_Part of a data file_

....

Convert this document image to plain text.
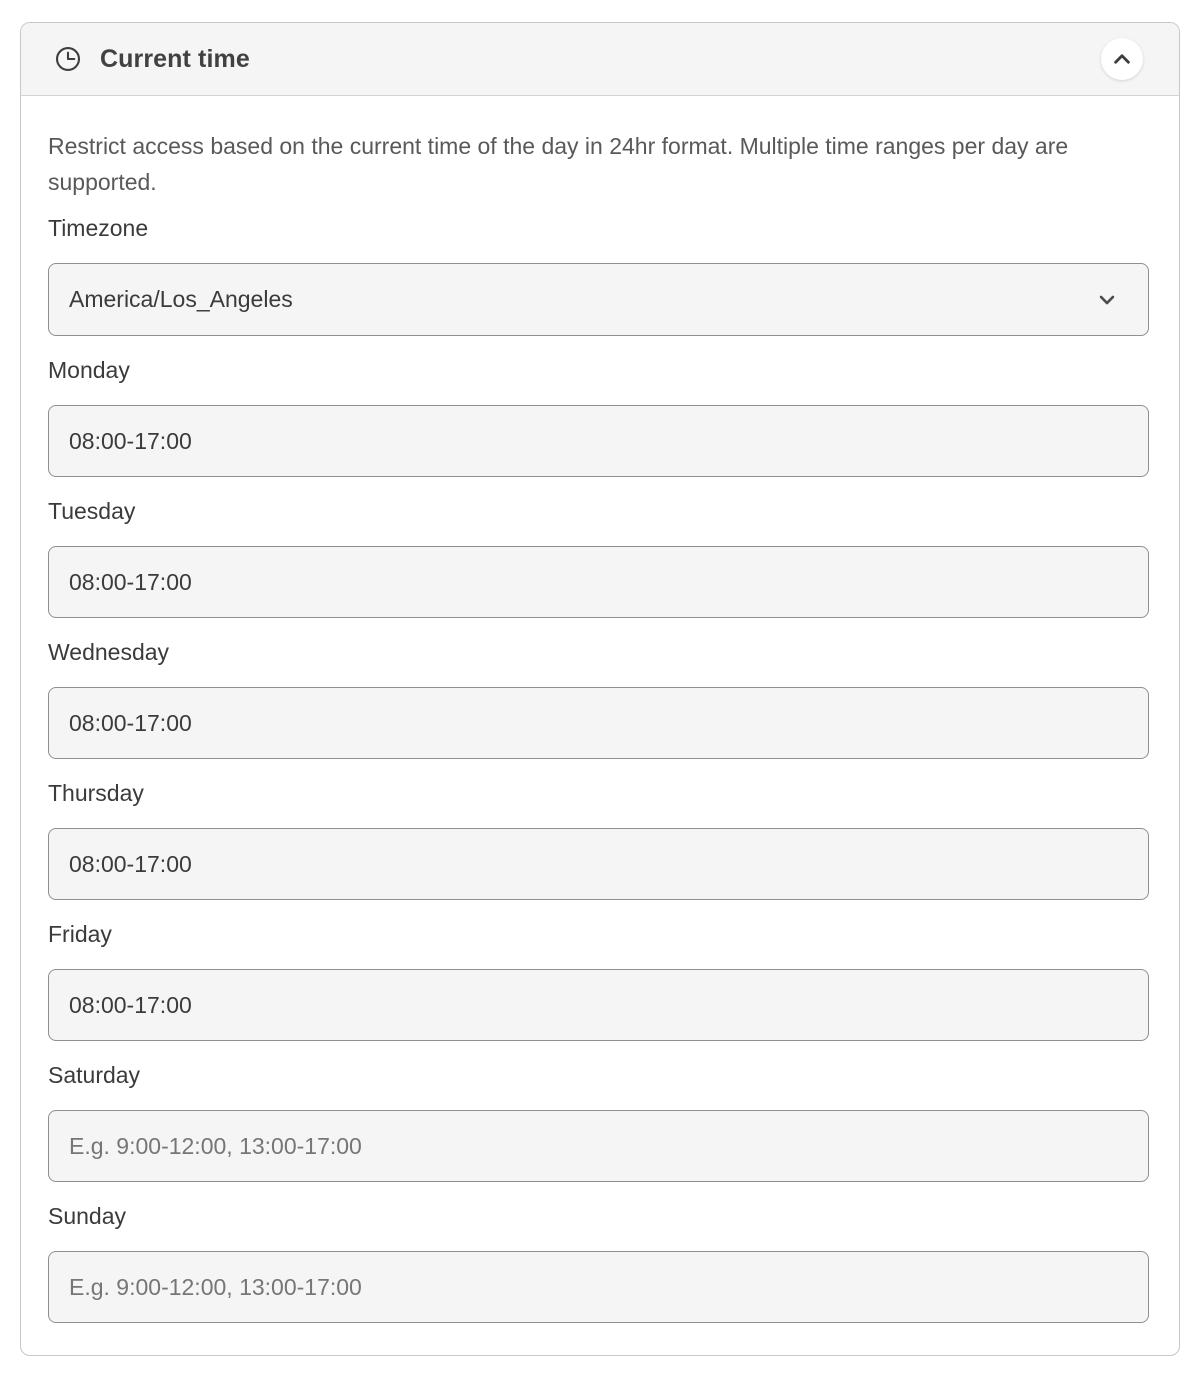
Current time

Restrict access based on the current time of the day in 24hr format. Multiple time ranges per day are supported.

Timezone
America/Los_Angeles
Monday
08:00-17:00
Tuesday
08:00-17:00
Wednesday
08:00-17:00
Thursday
08:00-17:00
Friday
08:00-17:00
Saturday
E.g. 9:00-12:00, 13:00-17:00
Sunday
E.g. 9:00-12:00, 13:00-17:00
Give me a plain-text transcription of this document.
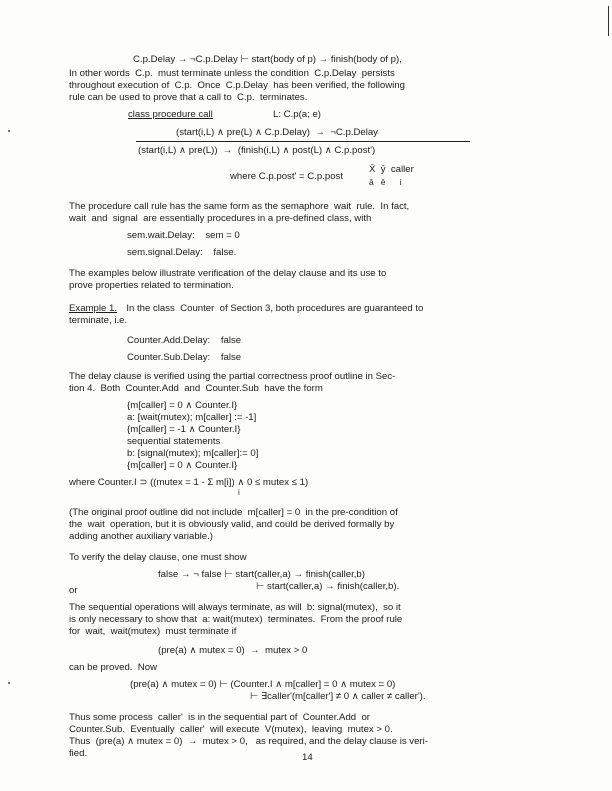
C.p.Delay → ¬C.p.Delay ⊢ start(body of p) → finish(body of p),
In other words  C.p.  must terminate unless the condition  C.p.Delay  persists
throughout execution of  C.p.  Once  C.p.Delay  has been verified, the following
rule can be used to prove that a call to  C.p.  terminates.
class procedure call	L: C.p(a; e)
(start(i,L) ∧ pre(L) ∧ C.p.Delay)  →  ¬C.p.Delay
(start(i,L) ∧ pre(L))  →  (finish(i,L) ∧ post(L) ∧ C.p.post')
where C.p.post' = C.p.post
X̄  ȳ  caller
ā   ē      i
The procedure call rule has the same form as the semaphore  wait  rule.  In fact,
wait  and  signal  are essentially procedures in a pre-defined class, with
sem.wait.Delay:    sem = 0
sem.signal.Delay:    false.
The examples below illustrate verification of the delay clause and its use to
prove properties related to termination.
Example 1. In the class  Counter  of Section 3, both procedures are guaranteed to
terminate, i.e.
Counter.Add.Delay:    false
Counter.Sub.Delay:    false
The delay clause is verified using the partial correctness proof outline in Sec-
tion 4.  Both  Counter.Add  and  Counter.Sub  have the form
{m[caller] = 0 ∧ Counter.I}
a: [wait(mutex); m[caller] := -1]
{m[caller] = -1 ∧ Counter.I}
sequential statements
b: [signal(mutex); m[caller]:= 0]
{m[caller] = 0 ∧ Counter.I}
where Counter.I ⊃ ((mutex = 1 - Σ m[i]) ∧ 0 ≤ mutex ≤ 1)
i
(The original proof outline did not include  m[caller] = 0  in the pre-condition of
the  wait  operation, but it is obviously valid, and could be derived formally by
adding another auxiliary variable.)
To verify the delay clause, one must show
false → ¬ false ⊢ start(caller,a) → finish(caller,b)
or	⊢ start(caller,a) → finish(caller,b).
The sequential operations will always terminate, as will  b: signal(mutex),  so it
is only necessary to show that  a: wait(mutex)  terminates.  From the proof rule
for  wait,  wait(mutex)  must terminate if
(pre(a) ∧ mutex = 0)  →  mutex > 0
can be proved.  Now
(pre(a) ∧ mutex = 0) ⊢ (Counter.I ∧ m[caller] = 0 ∧ mutex = 0)
⊢ ∃caller'(m[caller'] ≠ 0 ∧ caller ≠ caller').
Thus some process  caller'  is in the sequential part of  Counter.Add  or
Counter.Sub.  Eventually  caller'  will execute  V(mutex),  leaving  mutex > 0.
Thus  (pre(a) ∧ mutex = 0)  →  mutex > 0,   as required, and the delay clause is veri-
fied.	14
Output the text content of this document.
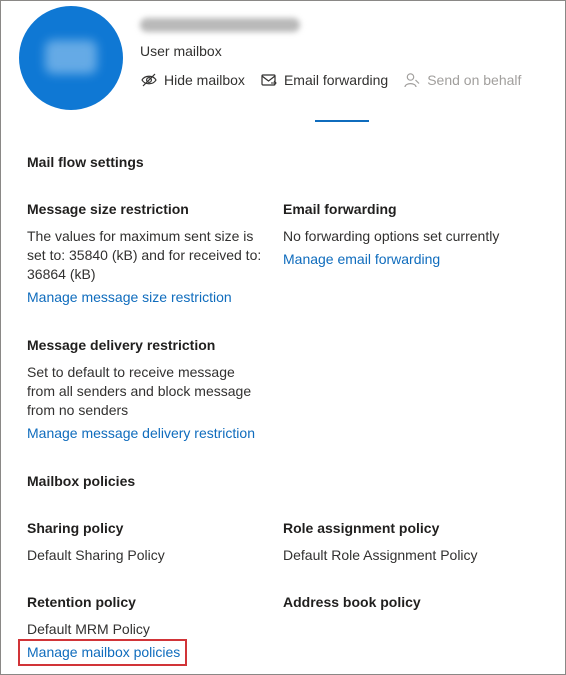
User mailbox
Hide mailbox	Email forwarding	Send on behalf
Mail flow settings
Message size restriction
The values for maximum sent size is
set to: 35840 (kB) and for received to:
36864 (kB)
Manage message size restriction
Email forwarding
No forwarding options set currently
Manage email forwarding
Message delivery restriction
Set to default to receive message
from all senders and block message
from no senders
Manage message delivery restriction
Mailbox policies
Sharing policy
Default Sharing Policy
Role assignment policy
Default Role Assignment Policy
Retention policy
Default MRM Policy
Address book policy
Manage mailbox policies
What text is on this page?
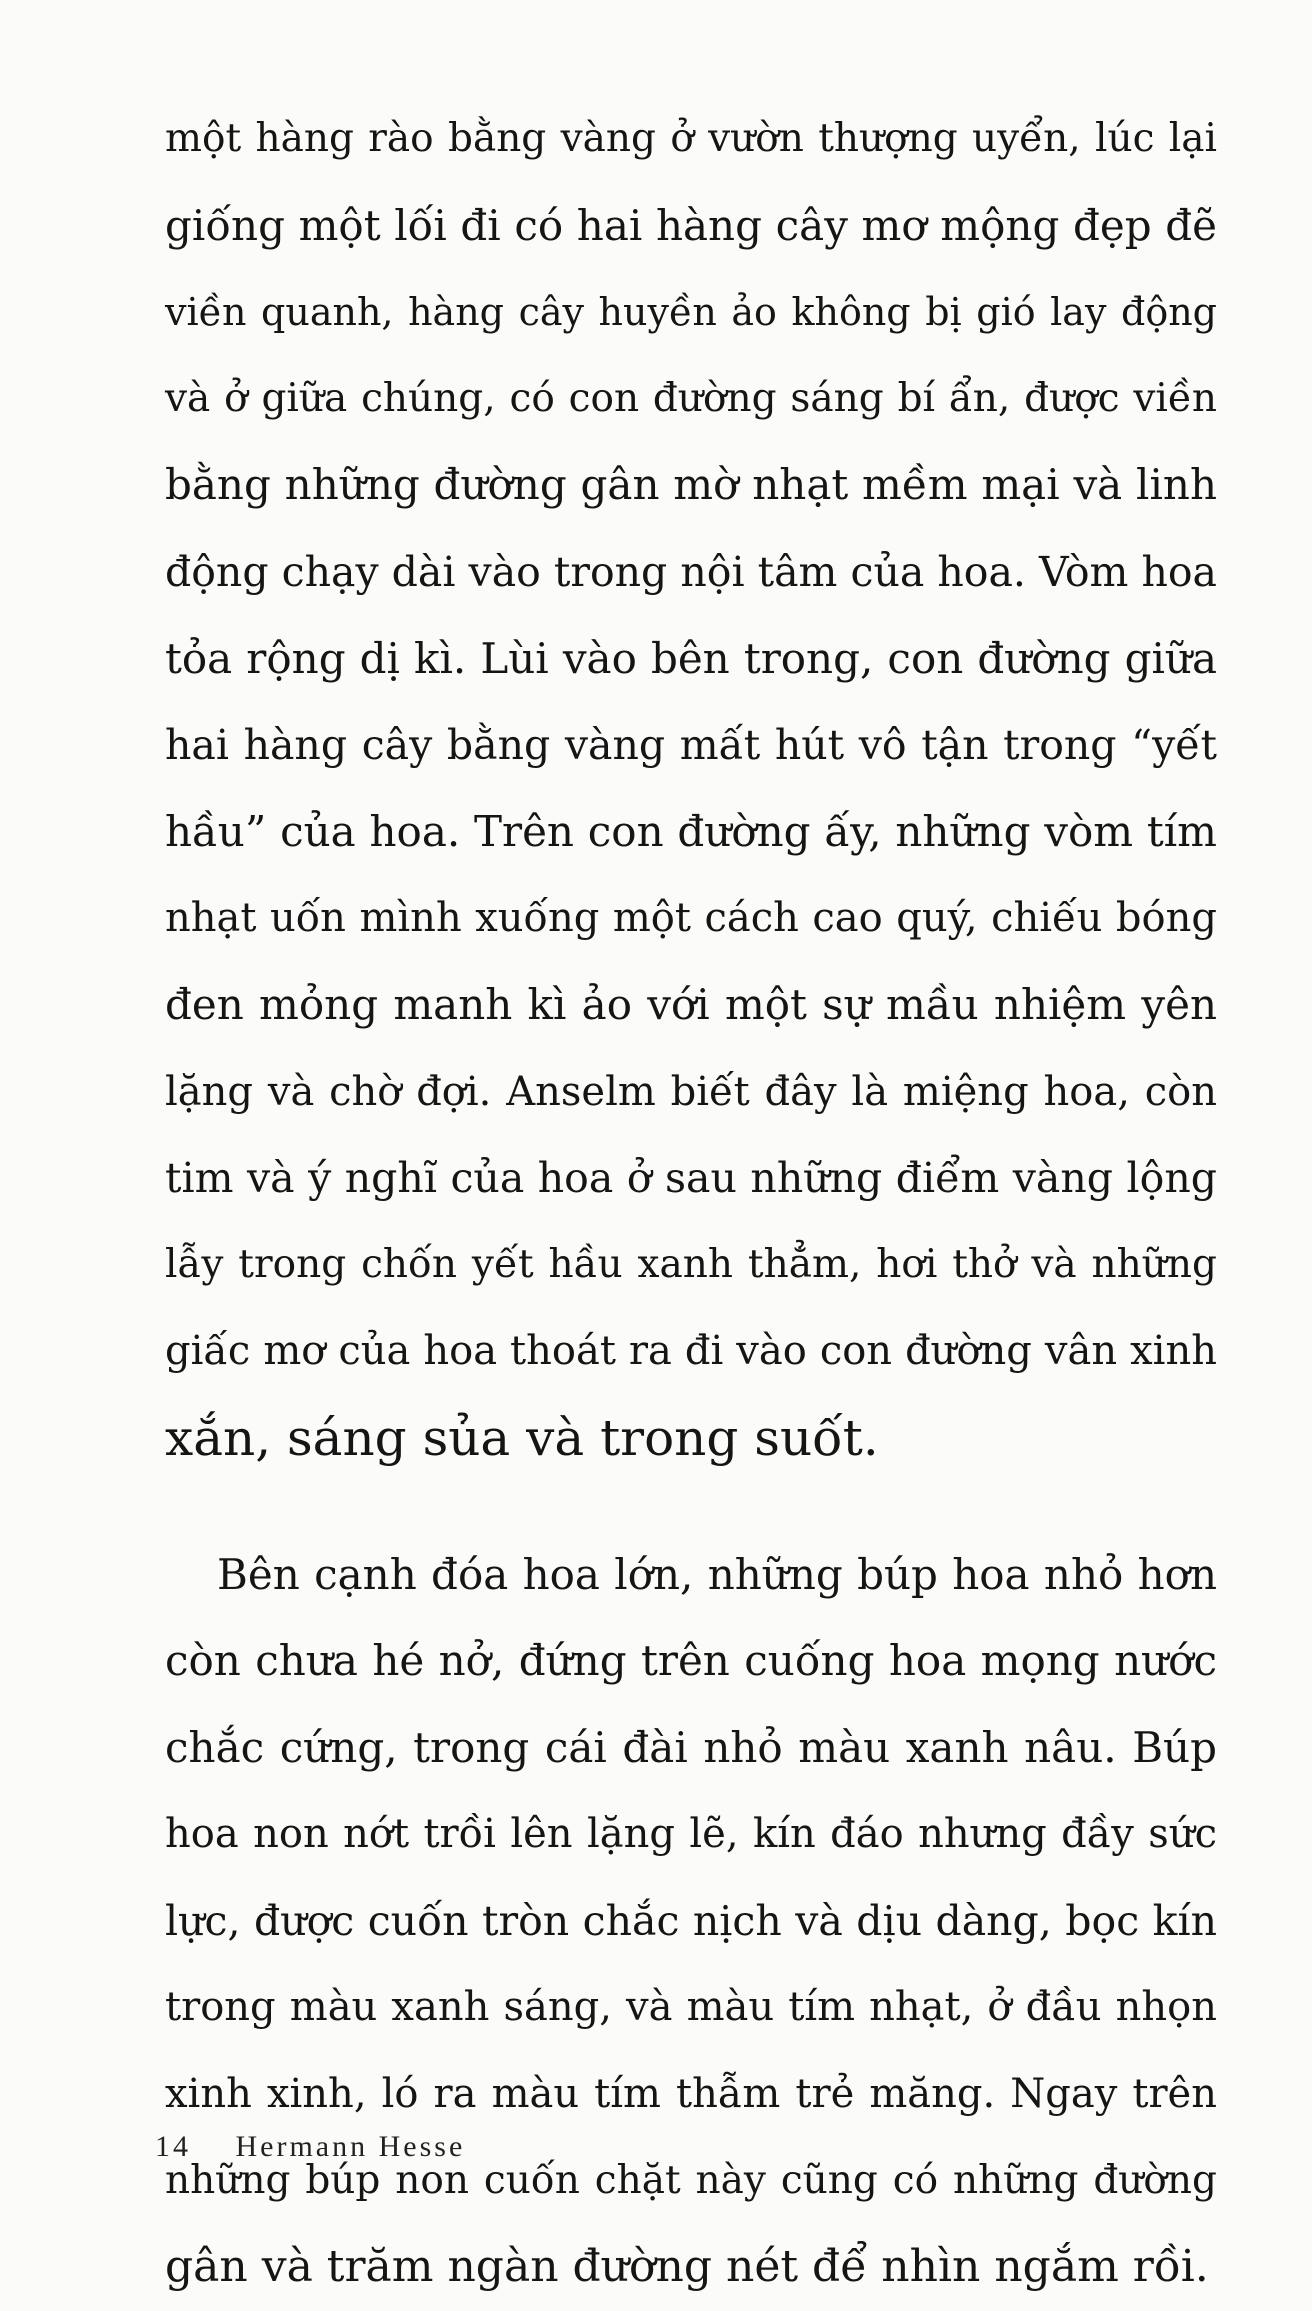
một hàng rào bằng vàng ở vườn thượng uyển, lúc lại
giống một lối đi có hai hàng cây mơ mộng đẹp đẽ
viền quanh, hàng cây huyền ảo không bị gió lay động
và ở giữa chúng, có con đường sáng bí ẩn, được viền
bằng những đường gân mờ nhạt mềm mại và linh
động chạy dài vào trong nội tâm của hoa. Vòm hoa
tỏa rộng dị kì. Lùi vào bên trong, con đường giữa
hai hàng cây bằng vàng mất hút vô tận trong “yết
hầu” của hoa. Trên con đường ấy, những vòm tím
nhạt uốn mình xuống một cách cao quý, chiếu bóng
đen mỏng manh kì ảo với một sự mầu nhiệm yên
lặng và chờ đợi. Anselm biết đây là miệng hoa, còn
tim và ý nghĩ của hoa ở sau những điểm vàng lộng
lẫy trong chốn yết hầu xanh thẳm, hơi thở và những
giấc mơ của hoa thoát ra đi vào con đường vân xinh
xắn, sáng sủa và trong suốt.
Bên cạnh đóa hoa lớn, những búp hoa nhỏ hơn
còn chưa hé nở, đứng trên cuống hoa mọng nước
chắc cứng, trong cái đài nhỏ màu xanh nâu. Búp
hoa non nớt trồi lên lặng lẽ, kín đáo nhưng đầy sức
lực, được cuốn tròn chắc nịch và dịu dàng, bọc kín
trong màu xanh sáng, và màu tím nhạt, ở đầu nhọn
xinh xinh, ló ra màu tím thẫm trẻ măng. Ngay trên
những búp non cuốn chặt này cũng có những đường
gân và trăm ngàn đường nét để nhìn ngắm rồi.
14 Hermann Hesse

....

_Task requirements_
Images must not appear in the copy; reproduce everything else in the records verbatim.

_Solution to this problem_
Convert this document image to plain text.
Current time

Restrict access based on the current time of the day in 24hr format. Multiple time ranges per day are supported.

Timezone
America/Los_Angeles
Monday
08:00-17:00
Tuesday
08:00-17:00
Wednesday
08:00-17:00
Thursday
08:00-17:00
Friday
08:00-17:00
Saturday
E.g. 9:00-12:00, 13:00-17:00
Sunday
E.g. 9:00-12:00, 13:00-17:00
Give me a plain-text transcription of this document.
C.p.Delay → ¬C.p.Delay ⊢ start(body of p) → finish(body of p),
In other words  C.p.  must terminate unless the condition  C.p.Delay  persists
throughout execution of  C.p.  Once  C.p.Delay  has been verified, the following
rule can be used to prove that a call to  C.p.  terminates.
class procedure call	L: C.p(a; e)
(start(i,L) ∧ pre(L) ∧ C.p.Delay)  →  ¬C.p.Delay
(start(i,L) ∧ pre(L))  →  (finish(i,L) ∧ post(L) ∧ C.p.post')
where C.p.post' = C.p.post
X̄  ȳ  caller
ā   ē      i
The procedure call rule has the same form as the semaphore  wait  rule.  In fact,
wait  and  signal  are essentially procedures in a pre-defined class, with
sem.wait.Delay:    sem = 0
sem.signal.Delay:    false.
The examples below illustrate verification of the delay clause and its use to
prove properties related to termination.
Example 1. In the class  Counter  of Section 3, both procedures are guaranteed to
terminate, i.e.
Counter.Add.Delay:    false
Counter.Sub.Delay:    false
The delay clause is verified using the partial correctness proof outline in Sec-
tion 4.  Both  Counter.Add  and  Counter.Sub  have the form
{m[caller] = 0 ∧ Counter.I}
a: [wait(mutex); m[caller] := -1]
{m[caller] = -1 ∧ Counter.I}
sequential statements
b: [signal(mutex); m[caller]:= 0]
{m[caller] = 0 ∧ Counter.I}
where Counter.I ⊃ ((mutex = 1 - Σ m[i]) ∧ 0 ≤ mutex ≤ 1)
i
(The original proof outline did not include  m[caller] = 0  in the pre-condition of
the  wait  operation, but it is obviously valid, and could be derived formally by
adding another auxiliary variable.)
To verify the delay clause, one must show
false → ¬ false ⊢ start(caller,a) → finish(caller,b)
or	⊢ start(caller,a) → finish(caller,b).
The sequential operations will always terminate, as will  b: signal(mutex),  so it
is only necessary to show that  a: wait(mutex)  terminates.  From the proof rule
for  wait,  wait(mutex)  must terminate if
(pre(a) ∧ mutex = 0)  →  mutex > 0
can be proved.  Now
(pre(a) ∧ mutex = 0) ⊢ (Counter.I ∧ m[caller] = 0 ∧ mutex = 0)
⊢ ∃caller'(m[caller'] ≠ 0 ∧ caller ≠ caller').
Thus some process  caller'  is in the sequential part of  Counter.Add  or
Counter.Sub.  Eventually  caller'  will execute  V(mutex),  leaving  mutex > 0.
Thus  (pre(a) ∧ mutex = 0)  →  mutex > 0,   as required, and the delay clause is veri-
fied.	14
Output the text content of this document.
User mailbox
Hide mailbox	Email forwarding	Send on behalf
Mail flow settings
Message size restriction
The values for maximum sent size is
set to: 35840 (kB) and for received to:
36864 (kB)
Manage message size restriction
Email forwarding
No forwarding options set currently
Manage email forwarding
Message delivery restriction
Set to default to receive message
from all senders and block message
from no senders
Manage message delivery restriction
Mailbox policies
Sharing policy
Default Sharing Policy
Role assignment policy
Default Role Assignment Policy
Retention policy
Default MRM Policy
Address book policy
Manage mailbox policies
What text is on this page?
một hàng rào bằng vàng ở vườn thượng uyển, lúc lại
giống một lối đi có hai hàng cây mơ mộng đẹp đẽ
viền quanh, hàng cây huyền ảo không bị gió lay động
và ở giữa chúng, có con đường sáng bí ẩn, được viền
bằng những đường gân mờ nhạt mềm mại và linh
động chạy dài vào trong nội tâm của hoa. Vòm hoa
tỏa rộng dị kì. Lùi vào bên trong, con đường giữa
hai hàng cây bằng vàng mất hút vô tận trong “yết
hầu” của hoa. Trên con đường ấy, những vòm tím
nhạt uốn mình xuống một cách cao quý, chiếu bóng
đen mỏng manh kì ảo với một sự mầu nhiệm yên
lặng và chờ đợi. Anselm biết đây là miệng hoa, còn
tim và ý nghĩ của hoa ở sau những điểm vàng lộng
lẫy trong chốn yết hầu xanh thẳm, hơi thở và những
giấc mơ của hoa thoát ra đi vào con đường vân xinh
xắn, sáng sủa và trong suốt.
Bên cạnh đóa hoa lớn, những búp hoa nhỏ hơn
còn chưa hé nở, đứng trên cuống hoa mọng nước
chắc cứng, trong cái đài nhỏ màu xanh nâu. Búp
hoa non nớt trồi lên lặng lẽ, kín đáo nhưng đầy sức
lực, được cuốn tròn chắc nịch và dịu dàng, bọc kín
trong màu xanh sáng, và màu tím nhạt, ở đầu nhọn
xinh xinh, ló ra màu tím thẫm trẻ măng. Ngay trên
những búp non cuốn chặt này cũng có những đường
gân và trăm ngàn đường nét để nhìn ngắm rồi.
14 Hermann Hesse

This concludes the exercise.